══ DATA SHOWN

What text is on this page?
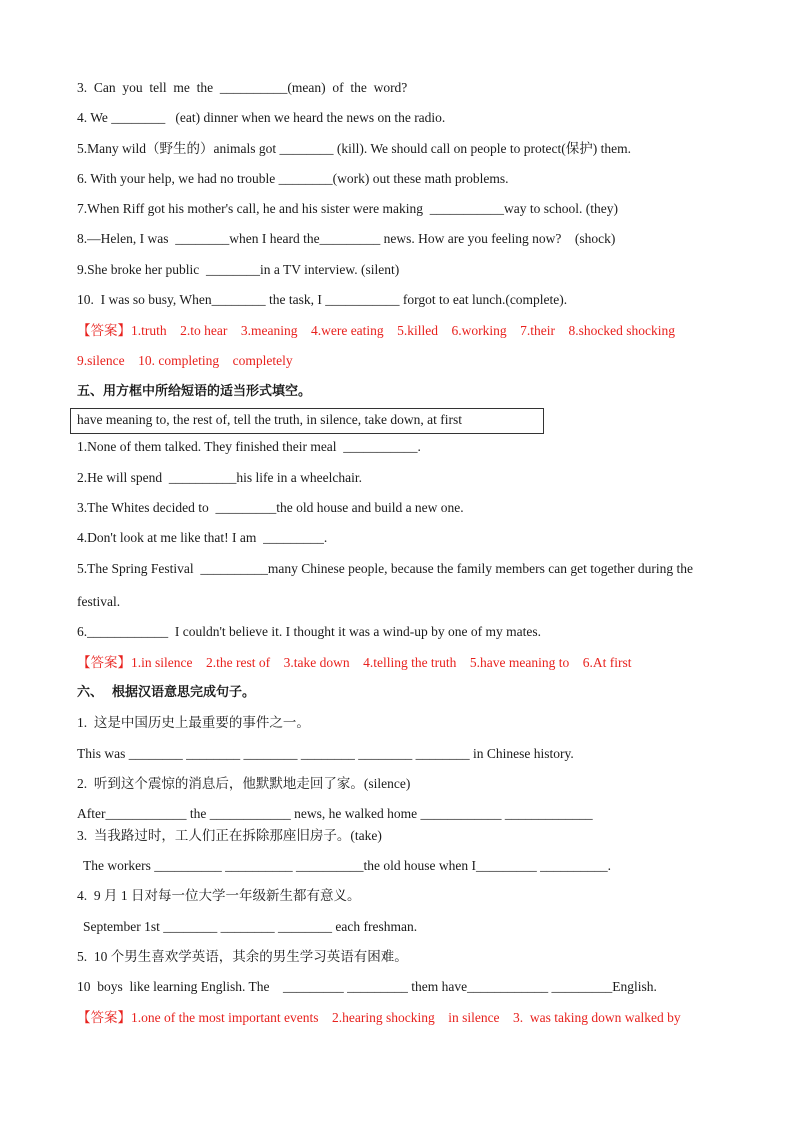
3.  Can  you  tell  me  the  __________(mean)  of  the  word?
4. We ________   (eat) dinner when we heard the news on the radio.
5.Many wild（野生的）animals got ________ (kill). We should call on people to protect(保护) them.
6. With your help, we had no trouble ________(work) out these math problems.
7.When Riff got his mother's call, he and his sister were making  ___________way to school. (they)
8.—Helen, I was  ________when I heard the_________ news. How are you feeling now?    (shock)
9.She broke her public  ________in a TV interview. (silent)
10.  I was so busy, When________ the task, I ___________ forgot to eat lunch.(complete).
【答案】1.truth    2.to hear    3.meaning    4.were eating    5.killed    6.working    7.their    8.shocked shocking
9.silence    10. completing    completely
五、用方框中所给短语的适当形式填空。
have meaning to, the rest of, tell the truth, in silence, take down, at first
1.None of them talked. They finished their meal  ___________.
2.He will spend  __________his life in a wheelchair.
3.The Whites decided to  _________the old house and build a new one.
4.Don't look at me like that! I am  _________.
5.The Spring Festival  __________many Chinese people, because the family members can get together during the
festival.
6.____________  I couldn't believe it. I thought it was a wind-up by one of my mates.
【答案】1.in silence    2.the rest of    3.take down    4.telling the truth    5.have meaning to    6.At first
六、  根据汉语意思完成句子。
1.  这是中国历史上最重要的事件之一。
This was ________ ________ ________ ________ ________ ________ in Chinese history.
2.  听到这个震惊的消息后，他默默地走回了家。(silence)
After____________ the ____________ news, he walked home ____________ _____________
3.  当我路过时，工人们正在拆除那座旧房子。(take)
The workers __________ __________ __________the old house when I_________ __________.
4.  9 月 1 日对每一位大学一年级新生都有意义。
September 1st ________ ________ ________ each freshman.
5.  10 个男生喜欢学英语，其余的男生学习英语有困难。
10  boys  like learning English. The    _________ _________ them have____________ _________English.
【答案】1.one of the most important events    2.hearing shocking    in silence    3.  was taking down walked by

════

**EXERCISE AIM:**
Copy each line above containing the string "news".

**COMPLETE ANSWER:**
4. We ________   (eat) dinner when we heard the news on the radio.
8.—Helen, I was  ________when I heard the_________ news. How are you feeling now?    (shock)
After____________ the ____________ news, he walked home ____________ _____________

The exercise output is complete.